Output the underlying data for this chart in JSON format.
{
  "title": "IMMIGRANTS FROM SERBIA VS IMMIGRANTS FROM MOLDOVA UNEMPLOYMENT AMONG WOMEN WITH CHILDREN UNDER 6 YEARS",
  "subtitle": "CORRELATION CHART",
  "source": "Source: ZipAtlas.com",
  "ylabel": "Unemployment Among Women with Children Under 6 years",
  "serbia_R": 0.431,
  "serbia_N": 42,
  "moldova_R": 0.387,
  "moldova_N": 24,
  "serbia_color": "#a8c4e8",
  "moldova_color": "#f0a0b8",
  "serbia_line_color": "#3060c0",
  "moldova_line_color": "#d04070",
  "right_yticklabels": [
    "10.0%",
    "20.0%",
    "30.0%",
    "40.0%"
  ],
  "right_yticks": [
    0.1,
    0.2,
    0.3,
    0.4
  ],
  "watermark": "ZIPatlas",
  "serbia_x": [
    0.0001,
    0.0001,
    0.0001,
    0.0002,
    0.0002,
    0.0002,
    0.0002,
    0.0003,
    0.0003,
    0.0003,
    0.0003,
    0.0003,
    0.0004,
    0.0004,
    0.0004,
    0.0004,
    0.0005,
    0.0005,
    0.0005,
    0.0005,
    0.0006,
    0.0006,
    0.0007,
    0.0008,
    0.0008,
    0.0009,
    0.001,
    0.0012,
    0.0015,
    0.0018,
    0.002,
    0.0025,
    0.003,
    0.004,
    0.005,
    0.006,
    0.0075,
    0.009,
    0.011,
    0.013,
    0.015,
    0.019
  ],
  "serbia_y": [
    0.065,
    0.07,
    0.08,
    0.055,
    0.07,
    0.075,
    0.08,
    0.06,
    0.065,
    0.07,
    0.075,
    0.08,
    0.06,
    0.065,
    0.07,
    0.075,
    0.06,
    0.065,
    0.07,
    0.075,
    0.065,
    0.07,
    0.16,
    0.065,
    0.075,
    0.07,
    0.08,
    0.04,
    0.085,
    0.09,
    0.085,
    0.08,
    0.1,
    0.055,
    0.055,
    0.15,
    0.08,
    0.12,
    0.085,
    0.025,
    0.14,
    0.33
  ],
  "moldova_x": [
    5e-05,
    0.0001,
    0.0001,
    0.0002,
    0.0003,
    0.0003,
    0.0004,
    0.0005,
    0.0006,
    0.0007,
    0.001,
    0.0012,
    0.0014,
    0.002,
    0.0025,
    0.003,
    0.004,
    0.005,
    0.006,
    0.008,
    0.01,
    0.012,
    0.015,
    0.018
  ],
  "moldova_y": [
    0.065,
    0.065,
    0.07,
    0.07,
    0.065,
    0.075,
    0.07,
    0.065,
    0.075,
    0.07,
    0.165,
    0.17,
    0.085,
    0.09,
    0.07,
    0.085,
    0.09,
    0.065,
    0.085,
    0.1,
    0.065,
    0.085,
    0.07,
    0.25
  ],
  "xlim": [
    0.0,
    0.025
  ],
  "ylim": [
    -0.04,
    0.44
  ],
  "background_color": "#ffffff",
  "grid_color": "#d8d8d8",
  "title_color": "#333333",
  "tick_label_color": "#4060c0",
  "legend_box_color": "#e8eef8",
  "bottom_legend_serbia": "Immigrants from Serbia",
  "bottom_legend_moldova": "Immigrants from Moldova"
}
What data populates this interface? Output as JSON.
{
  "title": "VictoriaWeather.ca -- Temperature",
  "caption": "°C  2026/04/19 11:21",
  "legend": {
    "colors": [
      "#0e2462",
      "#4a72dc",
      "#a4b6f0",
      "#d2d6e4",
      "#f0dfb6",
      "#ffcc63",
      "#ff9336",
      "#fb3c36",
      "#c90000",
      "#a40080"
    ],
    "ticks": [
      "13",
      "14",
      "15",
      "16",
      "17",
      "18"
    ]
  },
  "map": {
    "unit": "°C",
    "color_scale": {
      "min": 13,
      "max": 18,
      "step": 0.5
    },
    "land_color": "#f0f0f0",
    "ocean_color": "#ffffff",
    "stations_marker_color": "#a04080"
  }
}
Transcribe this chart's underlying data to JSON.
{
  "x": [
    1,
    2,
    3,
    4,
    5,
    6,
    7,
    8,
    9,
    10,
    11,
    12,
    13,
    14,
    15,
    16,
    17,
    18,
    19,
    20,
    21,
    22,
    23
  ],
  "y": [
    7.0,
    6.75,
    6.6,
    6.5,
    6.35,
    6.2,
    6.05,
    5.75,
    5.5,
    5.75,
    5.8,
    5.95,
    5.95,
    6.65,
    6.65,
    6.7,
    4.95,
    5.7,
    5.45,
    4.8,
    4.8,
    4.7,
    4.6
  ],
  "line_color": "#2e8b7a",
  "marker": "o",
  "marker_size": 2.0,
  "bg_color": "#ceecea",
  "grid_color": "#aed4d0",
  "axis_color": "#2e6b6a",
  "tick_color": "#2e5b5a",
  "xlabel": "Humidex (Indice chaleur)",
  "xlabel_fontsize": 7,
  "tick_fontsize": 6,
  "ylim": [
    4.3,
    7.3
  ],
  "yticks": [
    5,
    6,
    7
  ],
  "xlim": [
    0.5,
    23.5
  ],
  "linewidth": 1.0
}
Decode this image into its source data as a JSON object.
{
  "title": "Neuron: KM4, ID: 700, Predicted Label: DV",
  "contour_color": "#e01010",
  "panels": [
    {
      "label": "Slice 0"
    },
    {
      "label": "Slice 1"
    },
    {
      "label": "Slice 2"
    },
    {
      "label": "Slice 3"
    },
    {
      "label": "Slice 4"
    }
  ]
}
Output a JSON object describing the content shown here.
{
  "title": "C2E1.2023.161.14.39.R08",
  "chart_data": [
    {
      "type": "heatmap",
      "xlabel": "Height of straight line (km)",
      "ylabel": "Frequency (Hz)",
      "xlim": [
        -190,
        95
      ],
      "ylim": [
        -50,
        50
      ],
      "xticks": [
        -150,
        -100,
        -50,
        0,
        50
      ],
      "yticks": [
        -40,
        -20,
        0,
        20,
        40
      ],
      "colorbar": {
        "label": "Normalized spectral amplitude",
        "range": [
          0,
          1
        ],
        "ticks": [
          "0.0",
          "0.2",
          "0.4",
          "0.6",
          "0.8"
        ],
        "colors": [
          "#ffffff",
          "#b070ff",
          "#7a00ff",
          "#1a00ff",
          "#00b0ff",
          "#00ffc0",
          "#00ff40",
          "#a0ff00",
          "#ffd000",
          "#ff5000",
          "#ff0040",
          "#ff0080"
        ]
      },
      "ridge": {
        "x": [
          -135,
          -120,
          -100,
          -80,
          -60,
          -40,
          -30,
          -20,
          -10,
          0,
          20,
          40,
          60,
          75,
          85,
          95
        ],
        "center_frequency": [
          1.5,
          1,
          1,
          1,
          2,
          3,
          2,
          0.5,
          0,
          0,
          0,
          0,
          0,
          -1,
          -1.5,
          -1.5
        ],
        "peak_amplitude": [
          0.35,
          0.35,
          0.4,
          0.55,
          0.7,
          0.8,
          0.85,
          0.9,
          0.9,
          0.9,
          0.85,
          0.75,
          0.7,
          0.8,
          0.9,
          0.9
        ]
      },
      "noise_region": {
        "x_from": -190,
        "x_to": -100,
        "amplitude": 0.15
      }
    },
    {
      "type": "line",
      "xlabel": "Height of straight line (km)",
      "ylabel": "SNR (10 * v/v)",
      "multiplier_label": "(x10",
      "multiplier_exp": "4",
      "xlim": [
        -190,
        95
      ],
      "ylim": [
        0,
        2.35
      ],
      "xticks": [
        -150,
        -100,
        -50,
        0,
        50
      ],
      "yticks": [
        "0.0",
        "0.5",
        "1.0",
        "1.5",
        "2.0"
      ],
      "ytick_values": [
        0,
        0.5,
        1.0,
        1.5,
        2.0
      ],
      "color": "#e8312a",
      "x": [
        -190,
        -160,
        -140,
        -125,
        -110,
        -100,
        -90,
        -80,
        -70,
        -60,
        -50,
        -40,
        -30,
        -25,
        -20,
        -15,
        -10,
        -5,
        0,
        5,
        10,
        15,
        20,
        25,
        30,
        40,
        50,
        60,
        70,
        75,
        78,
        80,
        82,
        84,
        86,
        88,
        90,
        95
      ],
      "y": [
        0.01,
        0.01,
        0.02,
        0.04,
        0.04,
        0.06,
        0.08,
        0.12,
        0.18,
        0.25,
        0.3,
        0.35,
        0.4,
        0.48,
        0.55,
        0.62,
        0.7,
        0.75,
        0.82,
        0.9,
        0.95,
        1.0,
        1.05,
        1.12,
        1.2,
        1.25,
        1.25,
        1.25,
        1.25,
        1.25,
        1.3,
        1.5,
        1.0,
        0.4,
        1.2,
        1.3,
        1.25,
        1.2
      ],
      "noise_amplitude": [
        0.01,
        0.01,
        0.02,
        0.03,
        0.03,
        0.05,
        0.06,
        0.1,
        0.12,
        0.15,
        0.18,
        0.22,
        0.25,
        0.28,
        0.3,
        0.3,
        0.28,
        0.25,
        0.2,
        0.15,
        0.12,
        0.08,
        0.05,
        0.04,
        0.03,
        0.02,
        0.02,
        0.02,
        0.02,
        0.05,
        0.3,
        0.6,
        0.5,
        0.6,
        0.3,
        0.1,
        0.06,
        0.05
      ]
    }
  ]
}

**Description of the task**
Count each line where the string "this" occurs, and write only the number.

**Complete response**
4